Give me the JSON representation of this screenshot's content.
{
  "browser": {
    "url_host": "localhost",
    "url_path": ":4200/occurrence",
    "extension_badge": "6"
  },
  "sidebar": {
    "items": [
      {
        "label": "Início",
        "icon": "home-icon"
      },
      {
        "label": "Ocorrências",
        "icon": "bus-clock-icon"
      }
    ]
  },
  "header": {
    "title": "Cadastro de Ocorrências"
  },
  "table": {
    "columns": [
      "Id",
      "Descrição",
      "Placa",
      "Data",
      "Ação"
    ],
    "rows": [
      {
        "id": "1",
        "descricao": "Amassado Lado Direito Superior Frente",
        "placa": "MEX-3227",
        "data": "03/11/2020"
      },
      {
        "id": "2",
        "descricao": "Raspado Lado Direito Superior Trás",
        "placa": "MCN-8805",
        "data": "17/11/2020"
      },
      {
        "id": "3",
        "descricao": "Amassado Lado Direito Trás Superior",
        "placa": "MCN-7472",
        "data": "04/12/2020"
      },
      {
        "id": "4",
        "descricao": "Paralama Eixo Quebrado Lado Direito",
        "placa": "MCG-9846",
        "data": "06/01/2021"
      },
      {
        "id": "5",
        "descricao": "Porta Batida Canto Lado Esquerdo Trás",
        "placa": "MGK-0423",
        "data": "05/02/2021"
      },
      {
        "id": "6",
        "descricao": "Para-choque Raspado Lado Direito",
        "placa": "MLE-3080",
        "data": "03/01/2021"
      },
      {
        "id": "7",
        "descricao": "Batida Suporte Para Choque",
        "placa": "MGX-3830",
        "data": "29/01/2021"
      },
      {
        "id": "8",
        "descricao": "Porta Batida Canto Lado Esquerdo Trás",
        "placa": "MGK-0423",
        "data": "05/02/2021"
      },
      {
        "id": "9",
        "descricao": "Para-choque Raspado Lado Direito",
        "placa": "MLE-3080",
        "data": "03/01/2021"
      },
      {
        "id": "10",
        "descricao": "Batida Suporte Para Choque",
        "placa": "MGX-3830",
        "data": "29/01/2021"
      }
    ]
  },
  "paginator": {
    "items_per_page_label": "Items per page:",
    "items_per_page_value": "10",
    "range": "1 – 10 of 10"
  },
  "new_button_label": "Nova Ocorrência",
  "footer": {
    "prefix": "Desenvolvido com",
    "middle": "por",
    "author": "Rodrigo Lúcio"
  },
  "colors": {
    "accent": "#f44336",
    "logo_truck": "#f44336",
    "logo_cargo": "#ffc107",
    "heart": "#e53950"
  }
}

***

● **Work to complete**
Print out the whole listing exactly as it appears.

● **Task answer**
Give me the JSON representation of this screenshot's content.
{
  "browser": {
    "url_host": "localhost",
    "url_path": ":4200/occurrence",
    "extension_badge": "6"
  },
  "sidebar": {
    "items": [
      {
        "label": "Início",
        "icon": "home-icon"
      },
      {
        "label": "Ocorrências",
        "icon": "bus-clock-icon"
      }
    ]
  },
  "header": {
    "title": "Cadastro de Ocorrências"
  },
  "table": {
    "columns": [
      "Id",
      "Descrição",
      "Placa",
      "Data",
      "Ação"
    ],
    "rows": [
      {
        "id": "1",
        "descricao": "Amassado Lado Direito Superior Frente",
        "placa": "MEX-3227",
        "data": "03/11/2020"
      },
      {
        "id": "2",
        "descricao": "Raspado Lado Direito Superior Trás",
        "placa": "MCN-8805",
        "data": "17/11/2020"
      },
      {
        "id": "3",
        "descricao": "Amassado Lado Direito Trás Superior",
        "placa": "MCN-7472",
        "data": "04/12/2020"
      },
      {
        "id": "4",
        "descricao": "Paralama Eixo Quebrado Lado Direito",
        "placa": "MCG-9846",
        "data": "06/01/2021"
      },
      {
        "id": "5",
        "descricao": "Porta Batida Canto Lado Esquerdo Trás",
        "placa": "MGK-0423",
        "data": "05/02/2021"
      },
      {
        "id": "6",
        "descricao": "Para-choque Raspado Lado Direito",
        "placa": "MLE-3080",
        "data": "03/01/2021"
      },
      {
        "id": "7",
        "descricao": "Batida Suporte Para Choque",
        "placa": "MGX-3830",
        "data": "29/01/2021"
      },
      {
        "id": "8",
        "descricao": "Porta Batida Canto Lado Esquerdo Trás",
        "placa": "MGK-0423",
        "data": "05/02/2021"
      },
      {
        "id": "9",
        "descricao": "Para-choque Raspado Lado Direito",
        "placa": "MLE-3080",
        "data": "03/01/2021"
      },
      {
        "id": "10",
        "descricao": "Batida Suporte Para Choque",
        "placa": "MGX-3830",
        "data": "29/01/2021"
      }
    ]
  },
  "paginator": {
    "items_per_page_label": "Items per page:",
    "items_per_page_value": "10",
    "range": "1 – 10 of 10"
  },
  "new_button_label": "Nova Ocorrência",
  "footer": {
    "prefix": "Desenvolvido com",
    "middle": "por",
    "author": "Rodrigo Lúcio"
  },
  "colors": {
    "accent": "#f44336",
    "logo_truck": "#f44336",
    "logo_cargo": "#ffc107",
    "heart": "#e53950"
  }
}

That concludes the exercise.